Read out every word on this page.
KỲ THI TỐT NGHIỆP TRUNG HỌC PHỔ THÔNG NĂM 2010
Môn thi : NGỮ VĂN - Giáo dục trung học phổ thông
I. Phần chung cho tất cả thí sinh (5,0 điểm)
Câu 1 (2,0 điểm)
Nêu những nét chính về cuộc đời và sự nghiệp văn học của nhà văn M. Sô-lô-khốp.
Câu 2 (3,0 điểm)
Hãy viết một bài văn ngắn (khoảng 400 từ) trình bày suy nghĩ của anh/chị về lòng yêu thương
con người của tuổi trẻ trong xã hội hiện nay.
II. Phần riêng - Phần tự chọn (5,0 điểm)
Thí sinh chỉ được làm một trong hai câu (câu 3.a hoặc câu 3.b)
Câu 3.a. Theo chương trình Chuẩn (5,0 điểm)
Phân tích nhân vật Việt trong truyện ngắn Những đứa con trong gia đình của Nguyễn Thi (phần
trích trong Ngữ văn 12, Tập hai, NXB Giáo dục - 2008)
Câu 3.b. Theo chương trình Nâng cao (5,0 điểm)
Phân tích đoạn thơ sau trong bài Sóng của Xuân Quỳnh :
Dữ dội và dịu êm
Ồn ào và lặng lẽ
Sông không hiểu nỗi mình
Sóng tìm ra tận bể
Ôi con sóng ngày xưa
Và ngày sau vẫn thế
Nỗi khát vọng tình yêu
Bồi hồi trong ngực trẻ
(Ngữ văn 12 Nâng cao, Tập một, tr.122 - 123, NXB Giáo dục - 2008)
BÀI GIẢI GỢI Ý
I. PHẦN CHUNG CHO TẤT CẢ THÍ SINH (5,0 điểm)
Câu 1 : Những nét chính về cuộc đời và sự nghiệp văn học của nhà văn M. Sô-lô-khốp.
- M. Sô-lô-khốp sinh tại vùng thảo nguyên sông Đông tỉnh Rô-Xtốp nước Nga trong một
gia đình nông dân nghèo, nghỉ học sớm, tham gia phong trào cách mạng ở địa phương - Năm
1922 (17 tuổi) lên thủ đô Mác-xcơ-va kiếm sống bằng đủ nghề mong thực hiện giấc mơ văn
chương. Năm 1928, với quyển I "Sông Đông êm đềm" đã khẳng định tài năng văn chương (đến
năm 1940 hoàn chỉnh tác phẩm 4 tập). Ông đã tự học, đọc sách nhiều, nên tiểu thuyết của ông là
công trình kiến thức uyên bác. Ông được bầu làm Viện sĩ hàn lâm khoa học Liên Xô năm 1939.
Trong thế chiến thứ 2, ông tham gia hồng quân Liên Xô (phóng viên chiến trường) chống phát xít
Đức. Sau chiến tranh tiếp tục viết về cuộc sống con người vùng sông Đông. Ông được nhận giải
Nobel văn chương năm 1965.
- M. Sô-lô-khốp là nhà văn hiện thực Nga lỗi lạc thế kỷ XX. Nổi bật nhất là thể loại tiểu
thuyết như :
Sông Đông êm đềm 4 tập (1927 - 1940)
----
Reproduce all data above, unchanged.

*FINAL RESULT*:
Read out every word on this page.
KỲ THI TỐT NGHIỆP TRUNG HỌC PHỔ THÔNG NĂM 2010
Môn thi : NGỮ VĂN - Giáo dục trung học phổ thông
I. Phần chung cho tất cả thí sinh (5,0 điểm)
Câu 1 (2,0 điểm)
Nêu những nét chính về cuộc đời và sự nghiệp văn học của nhà văn M. Sô-lô-khốp.
Câu 2 (3,0 điểm)
Hãy viết một bài văn ngắn (khoảng 400 từ) trình bày suy nghĩ của anh/chị về lòng yêu thương
con người của tuổi trẻ trong xã hội hiện nay.
II. Phần riêng - Phần tự chọn (5,0 điểm)
Thí sinh chỉ được làm một trong hai câu (câu 3.a hoặc câu 3.b)
Câu 3.a. Theo chương trình Chuẩn (5,0 điểm)
Phân tích nhân vật Việt trong truyện ngắn Những đứa con trong gia đình của Nguyễn Thi (phần
trích trong Ngữ văn 12, Tập hai, NXB Giáo dục - 2008)
Câu 3.b. Theo chương trình Nâng cao (5,0 điểm)
Phân tích đoạn thơ sau trong bài Sóng của Xuân Quỳnh :
Dữ dội và dịu êm
Ồn ào và lặng lẽ
Sông không hiểu nỗi mình
Sóng tìm ra tận bể
Ôi con sóng ngày xưa
Và ngày sau vẫn thế
Nỗi khát vọng tình yêu
Bồi hồi trong ngực trẻ
(Ngữ văn 12 Nâng cao, Tập một, tr.122 - 123, NXB Giáo dục - 2008)
BÀI GIẢI GỢI Ý
I. PHẦN CHUNG CHO TẤT CẢ THÍ SINH (5,0 điểm)
Câu 1 : Những nét chính về cuộc đời và sự nghiệp văn học của nhà văn M. Sô-lô-khốp.
- M. Sô-lô-khốp sinh tại vùng thảo nguyên sông Đông tỉnh Rô-Xtốp nước Nga trong một
gia đình nông dân nghèo, nghỉ học sớm, tham gia phong trào cách mạng ở địa phương - Năm
1922 (17 tuổi) lên thủ đô Mác-xcơ-va kiếm sống bằng đủ nghề mong thực hiện giấc mơ văn
chương. Năm 1928, với quyển I "Sông Đông êm đềm" đã khẳng định tài năng văn chương (đến
năm 1940 hoàn chỉnh tác phẩm 4 tập). Ông đã tự học, đọc sách nhiều, nên tiểu thuyết của ông là
công trình kiến thức uyên bác. Ông được bầu làm Viện sĩ hàn lâm khoa học Liên Xô năm 1939.
Trong thế chiến thứ 2, ông tham gia hồng quân Liên Xô (phóng viên chiến trường) chống phát xít
Đức. Sau chiến tranh tiếp tục viết về cuộc sống con người vùng sông Đông. Ông được nhận giải
Nobel văn chương năm 1965.
- M. Sô-lô-khốp là nhà văn hiện thực Nga lỗi lạc thế kỷ XX. Nổi bật nhất là thể loại tiểu
thuyết như :
Sông Đông êm đềm 4 tập (1927 - 1940)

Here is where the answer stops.